Find the lines holding the string "Multimedia" in the data, then copy all of them.

________

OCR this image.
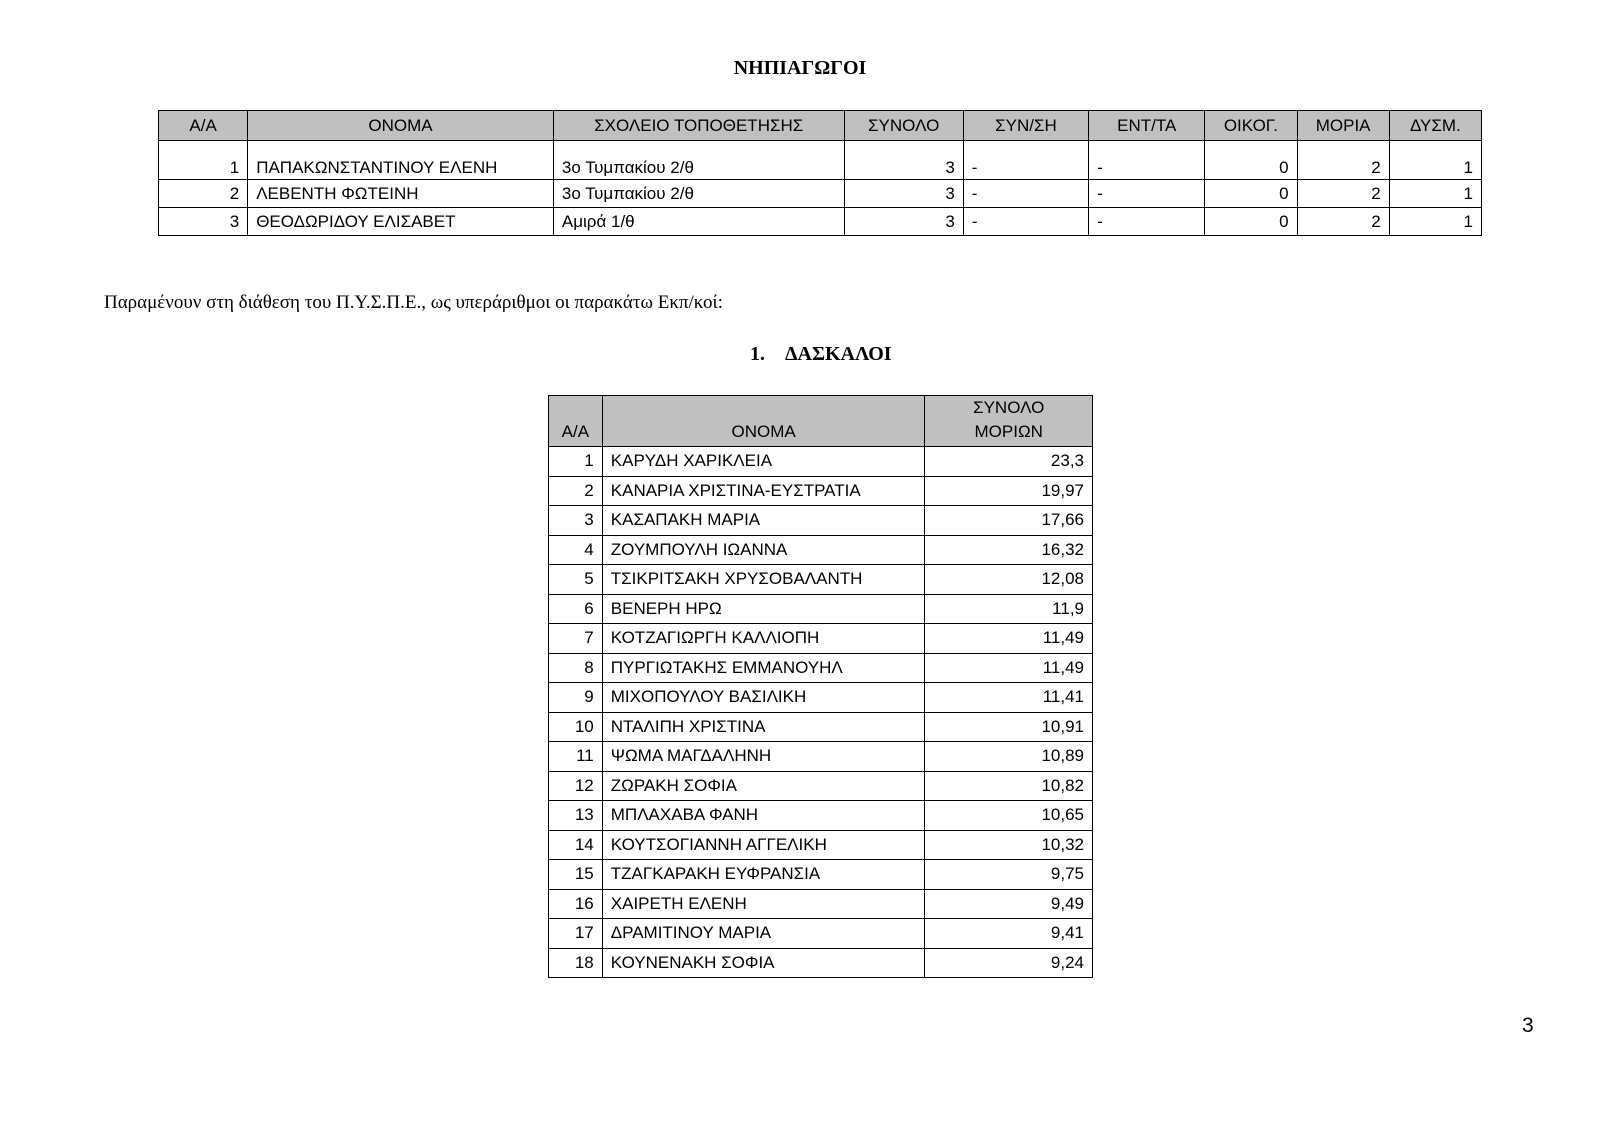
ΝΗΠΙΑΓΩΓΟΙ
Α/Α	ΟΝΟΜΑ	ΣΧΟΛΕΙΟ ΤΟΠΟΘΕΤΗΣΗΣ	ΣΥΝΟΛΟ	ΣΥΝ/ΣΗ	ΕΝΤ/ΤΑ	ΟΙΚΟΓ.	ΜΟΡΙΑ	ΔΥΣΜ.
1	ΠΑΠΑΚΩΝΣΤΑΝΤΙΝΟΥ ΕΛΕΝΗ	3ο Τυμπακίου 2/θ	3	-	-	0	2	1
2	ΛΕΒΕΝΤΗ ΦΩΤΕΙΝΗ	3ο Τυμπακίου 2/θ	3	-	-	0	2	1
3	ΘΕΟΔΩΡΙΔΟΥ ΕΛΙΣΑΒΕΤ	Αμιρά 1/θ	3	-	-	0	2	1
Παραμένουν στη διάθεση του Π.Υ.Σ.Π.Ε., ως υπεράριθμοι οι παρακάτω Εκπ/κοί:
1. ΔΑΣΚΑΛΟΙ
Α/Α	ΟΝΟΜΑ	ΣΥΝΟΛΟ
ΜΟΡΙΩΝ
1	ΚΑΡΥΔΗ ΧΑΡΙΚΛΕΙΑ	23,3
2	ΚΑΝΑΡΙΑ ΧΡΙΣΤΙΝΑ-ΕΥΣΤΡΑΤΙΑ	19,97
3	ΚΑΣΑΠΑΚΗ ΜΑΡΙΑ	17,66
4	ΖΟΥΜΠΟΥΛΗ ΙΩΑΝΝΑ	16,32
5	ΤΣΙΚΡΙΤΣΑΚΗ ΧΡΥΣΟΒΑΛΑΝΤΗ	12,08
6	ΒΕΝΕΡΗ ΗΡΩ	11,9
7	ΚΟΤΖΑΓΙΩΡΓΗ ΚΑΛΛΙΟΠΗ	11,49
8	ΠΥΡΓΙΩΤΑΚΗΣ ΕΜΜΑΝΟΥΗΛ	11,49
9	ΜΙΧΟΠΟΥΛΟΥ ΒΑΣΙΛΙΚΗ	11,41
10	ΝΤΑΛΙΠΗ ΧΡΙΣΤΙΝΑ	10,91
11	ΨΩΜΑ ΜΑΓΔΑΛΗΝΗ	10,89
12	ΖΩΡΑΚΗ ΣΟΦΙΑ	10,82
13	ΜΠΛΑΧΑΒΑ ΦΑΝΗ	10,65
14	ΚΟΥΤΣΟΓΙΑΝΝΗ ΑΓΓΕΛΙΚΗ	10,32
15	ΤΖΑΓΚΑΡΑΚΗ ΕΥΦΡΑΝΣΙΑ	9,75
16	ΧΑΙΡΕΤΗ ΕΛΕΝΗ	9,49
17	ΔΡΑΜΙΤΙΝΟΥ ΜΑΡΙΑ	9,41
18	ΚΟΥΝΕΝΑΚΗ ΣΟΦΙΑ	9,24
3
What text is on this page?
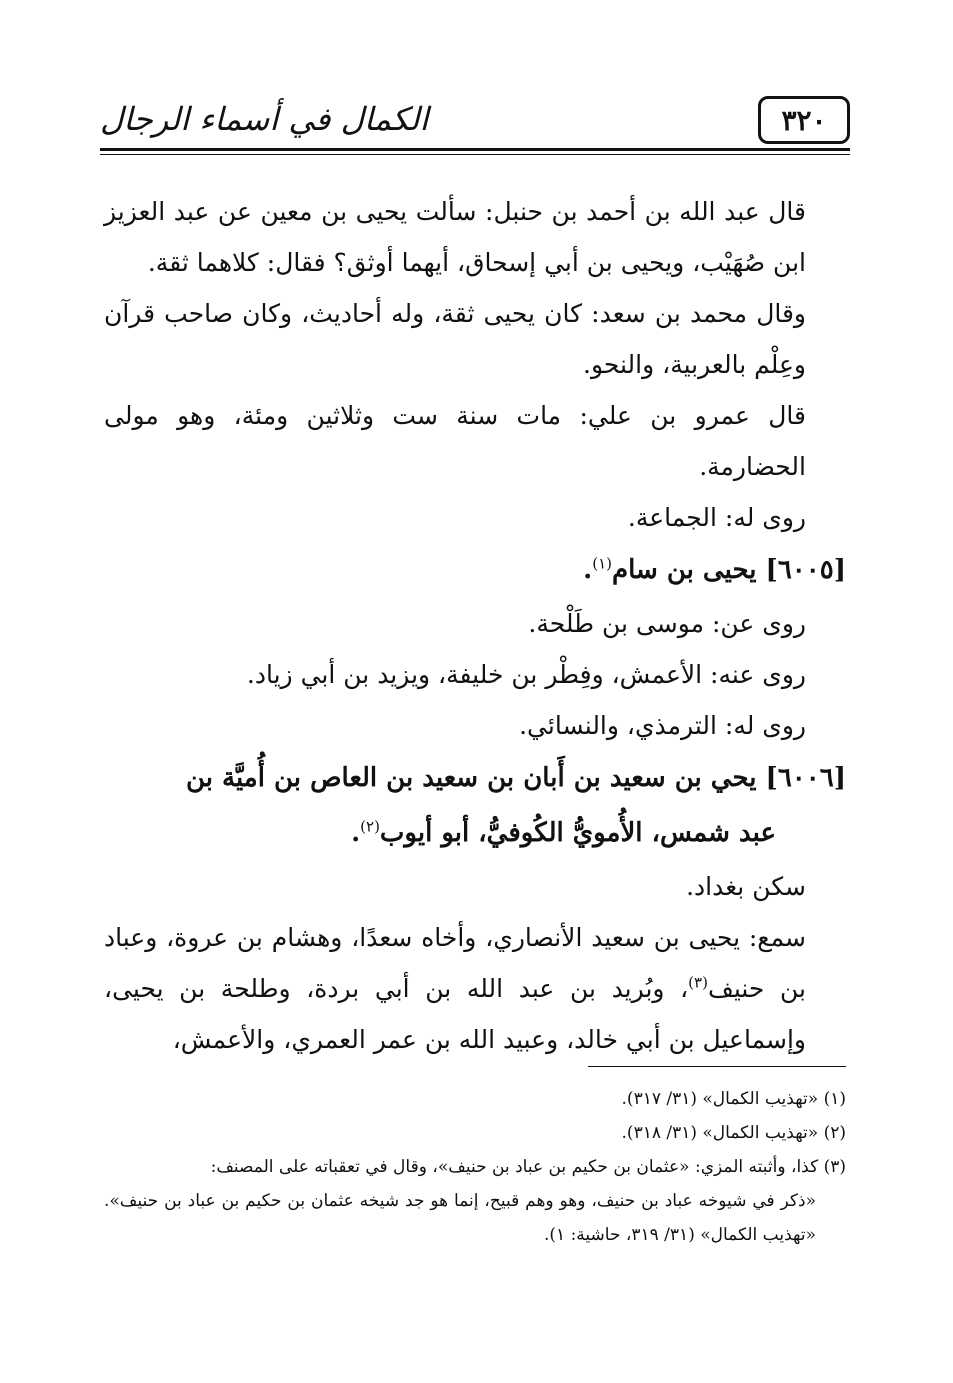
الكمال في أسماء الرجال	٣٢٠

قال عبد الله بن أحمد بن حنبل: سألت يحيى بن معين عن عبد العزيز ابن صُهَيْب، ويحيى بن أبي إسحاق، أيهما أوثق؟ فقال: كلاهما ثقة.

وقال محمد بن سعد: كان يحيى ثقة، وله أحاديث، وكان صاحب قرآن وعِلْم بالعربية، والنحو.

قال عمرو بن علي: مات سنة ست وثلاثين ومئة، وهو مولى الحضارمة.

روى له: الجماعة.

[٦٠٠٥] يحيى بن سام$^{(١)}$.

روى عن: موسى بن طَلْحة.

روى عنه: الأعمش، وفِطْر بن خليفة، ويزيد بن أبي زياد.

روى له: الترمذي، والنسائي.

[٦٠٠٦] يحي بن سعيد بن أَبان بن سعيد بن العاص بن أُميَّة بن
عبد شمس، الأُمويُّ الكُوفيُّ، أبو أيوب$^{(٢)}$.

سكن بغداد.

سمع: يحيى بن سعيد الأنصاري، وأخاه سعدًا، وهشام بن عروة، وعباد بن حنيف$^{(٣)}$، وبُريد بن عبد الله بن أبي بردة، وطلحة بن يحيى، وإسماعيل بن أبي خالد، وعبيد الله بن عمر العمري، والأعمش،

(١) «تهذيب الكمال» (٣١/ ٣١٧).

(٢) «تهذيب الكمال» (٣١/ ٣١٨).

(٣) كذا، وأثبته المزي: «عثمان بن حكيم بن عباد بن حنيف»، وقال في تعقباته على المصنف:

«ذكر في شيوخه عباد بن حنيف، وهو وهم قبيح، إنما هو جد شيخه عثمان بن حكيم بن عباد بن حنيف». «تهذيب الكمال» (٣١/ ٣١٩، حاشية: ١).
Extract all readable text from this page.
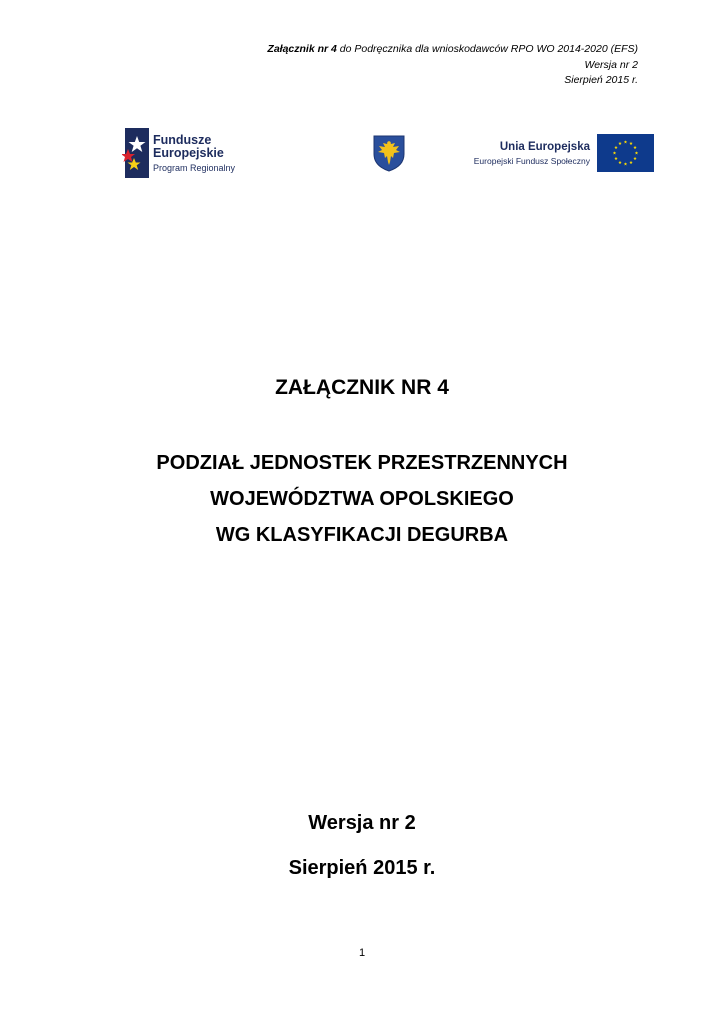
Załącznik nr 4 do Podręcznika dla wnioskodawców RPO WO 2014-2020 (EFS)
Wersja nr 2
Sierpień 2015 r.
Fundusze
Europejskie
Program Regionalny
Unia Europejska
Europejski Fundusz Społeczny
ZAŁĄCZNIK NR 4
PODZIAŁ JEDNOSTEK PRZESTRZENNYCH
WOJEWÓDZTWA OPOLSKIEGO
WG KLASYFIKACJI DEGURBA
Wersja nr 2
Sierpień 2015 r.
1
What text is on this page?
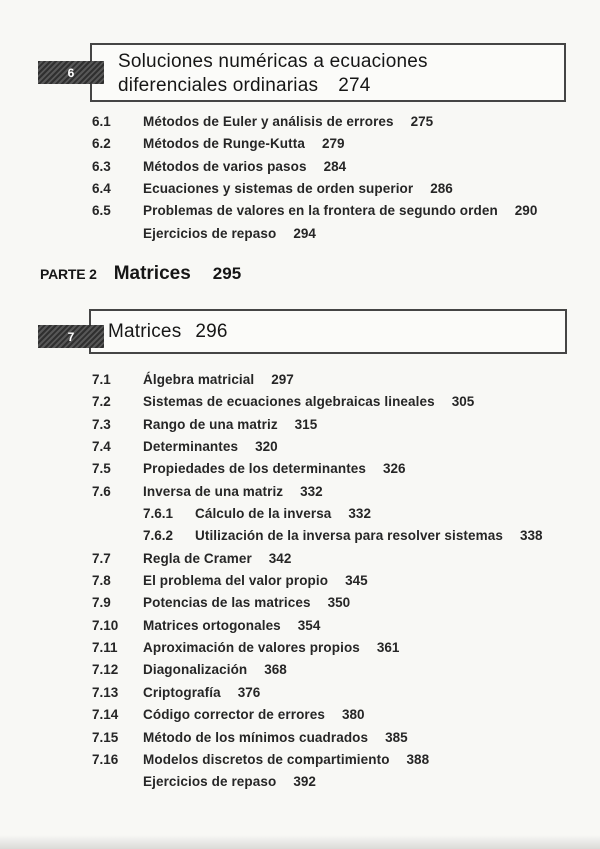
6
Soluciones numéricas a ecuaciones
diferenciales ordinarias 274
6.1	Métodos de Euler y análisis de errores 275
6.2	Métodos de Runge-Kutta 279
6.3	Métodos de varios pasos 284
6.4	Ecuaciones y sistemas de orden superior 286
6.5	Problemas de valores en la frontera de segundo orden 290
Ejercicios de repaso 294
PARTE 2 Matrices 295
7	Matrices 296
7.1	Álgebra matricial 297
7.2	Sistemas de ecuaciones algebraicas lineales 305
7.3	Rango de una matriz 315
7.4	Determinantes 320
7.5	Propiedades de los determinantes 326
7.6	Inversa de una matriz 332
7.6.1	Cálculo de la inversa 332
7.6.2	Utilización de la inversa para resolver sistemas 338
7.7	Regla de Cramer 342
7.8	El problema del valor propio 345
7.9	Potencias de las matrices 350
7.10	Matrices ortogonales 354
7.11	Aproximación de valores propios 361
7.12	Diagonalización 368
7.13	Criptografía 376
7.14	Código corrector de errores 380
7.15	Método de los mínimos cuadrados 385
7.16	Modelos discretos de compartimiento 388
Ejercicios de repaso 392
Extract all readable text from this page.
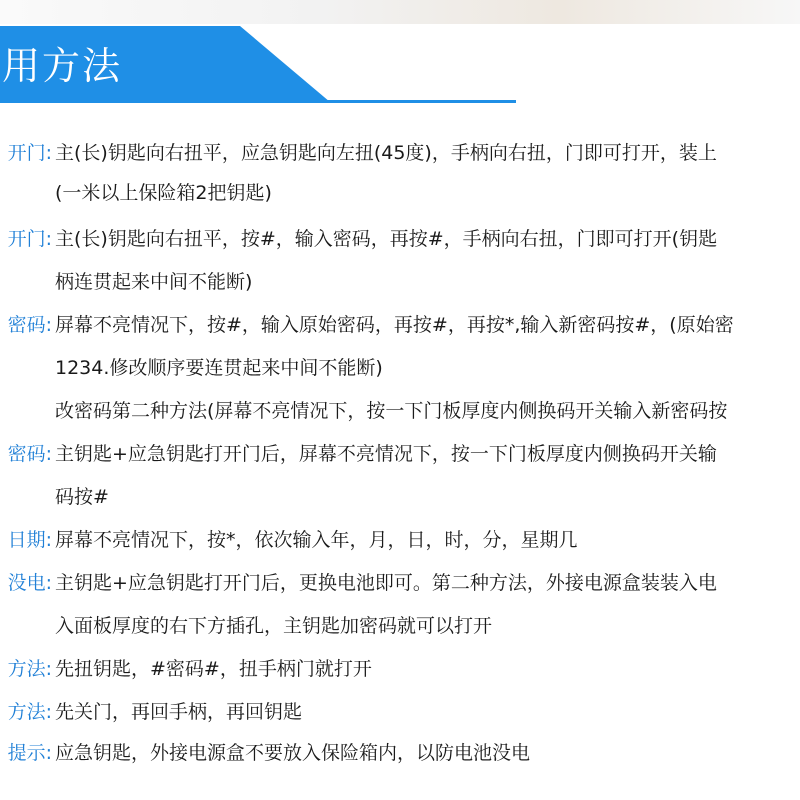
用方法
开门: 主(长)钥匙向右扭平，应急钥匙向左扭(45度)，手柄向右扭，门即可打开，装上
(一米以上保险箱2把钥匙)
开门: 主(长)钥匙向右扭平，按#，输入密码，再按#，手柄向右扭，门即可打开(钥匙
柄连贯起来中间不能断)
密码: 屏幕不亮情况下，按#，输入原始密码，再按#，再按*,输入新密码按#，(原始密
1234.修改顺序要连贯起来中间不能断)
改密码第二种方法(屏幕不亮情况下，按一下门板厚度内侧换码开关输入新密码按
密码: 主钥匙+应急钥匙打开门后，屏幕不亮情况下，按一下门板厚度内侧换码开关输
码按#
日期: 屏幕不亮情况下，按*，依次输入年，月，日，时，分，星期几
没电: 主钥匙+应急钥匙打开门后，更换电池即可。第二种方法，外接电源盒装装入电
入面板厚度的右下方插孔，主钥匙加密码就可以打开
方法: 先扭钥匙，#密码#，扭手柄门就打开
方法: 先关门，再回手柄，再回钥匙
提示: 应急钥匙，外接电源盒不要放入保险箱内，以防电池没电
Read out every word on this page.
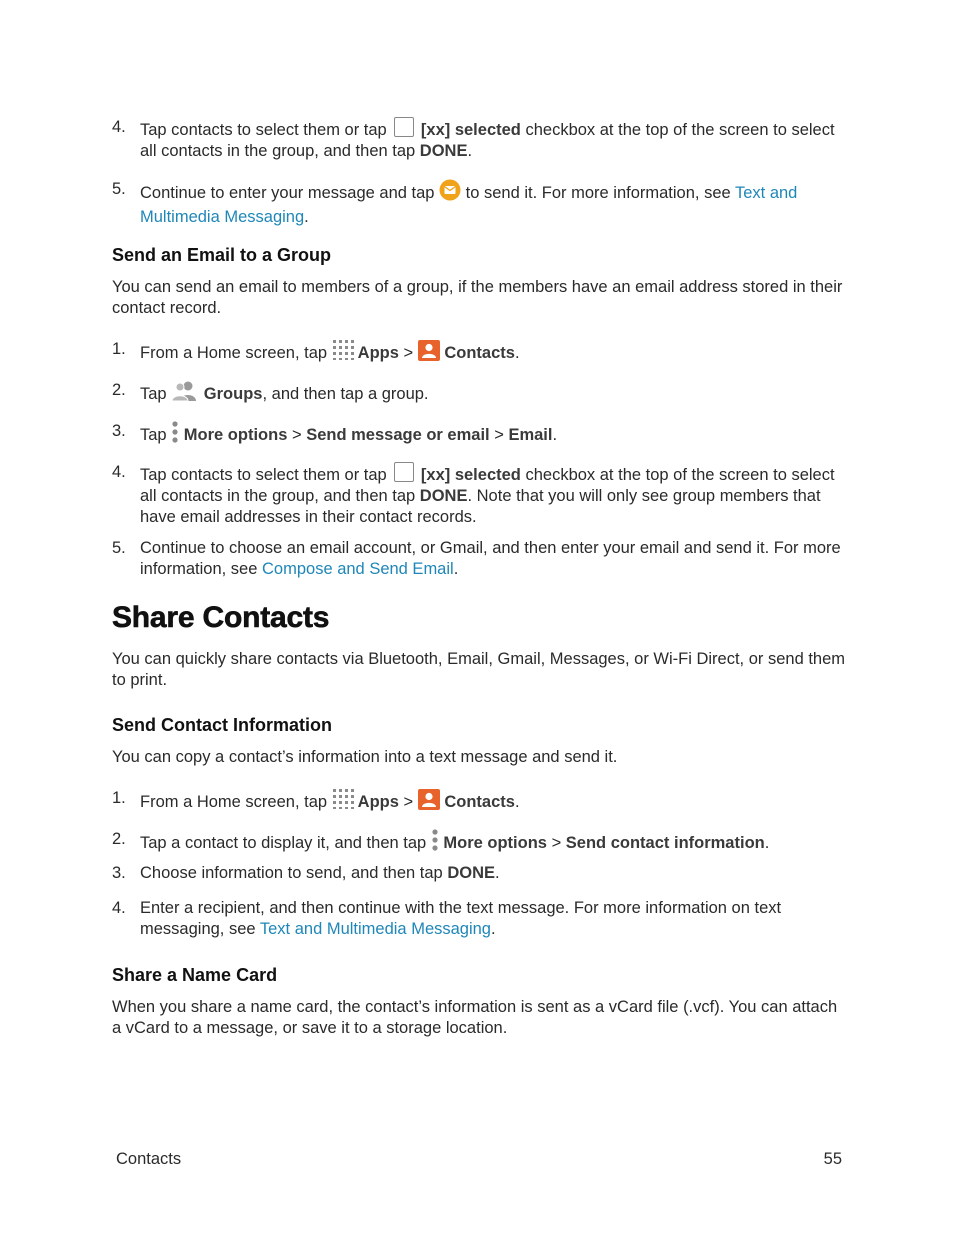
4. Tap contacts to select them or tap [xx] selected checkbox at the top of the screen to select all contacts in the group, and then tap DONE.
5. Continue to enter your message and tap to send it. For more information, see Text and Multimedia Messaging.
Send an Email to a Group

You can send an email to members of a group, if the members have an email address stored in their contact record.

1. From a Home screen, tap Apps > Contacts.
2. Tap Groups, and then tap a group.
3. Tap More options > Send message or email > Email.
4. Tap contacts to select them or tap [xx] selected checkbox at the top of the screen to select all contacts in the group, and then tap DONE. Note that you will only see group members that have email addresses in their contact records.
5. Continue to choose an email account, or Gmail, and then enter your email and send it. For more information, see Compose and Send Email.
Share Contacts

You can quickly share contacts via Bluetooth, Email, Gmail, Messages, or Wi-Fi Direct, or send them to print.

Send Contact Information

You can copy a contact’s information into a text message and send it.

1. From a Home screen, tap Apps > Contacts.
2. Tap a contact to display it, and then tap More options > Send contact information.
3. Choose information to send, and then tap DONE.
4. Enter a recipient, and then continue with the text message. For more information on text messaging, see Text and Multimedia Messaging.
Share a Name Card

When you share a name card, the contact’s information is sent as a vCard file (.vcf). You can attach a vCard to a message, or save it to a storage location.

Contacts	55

________

> ANSWER FOR THIS EXERCISE:
5. Continue to enter your message and tap to send it. For more information, see Text and Multimedia Messaging.
4. Enter a recipient, and then continue with the text message. For more information on text messaging, see Text and Multimedia Messaging.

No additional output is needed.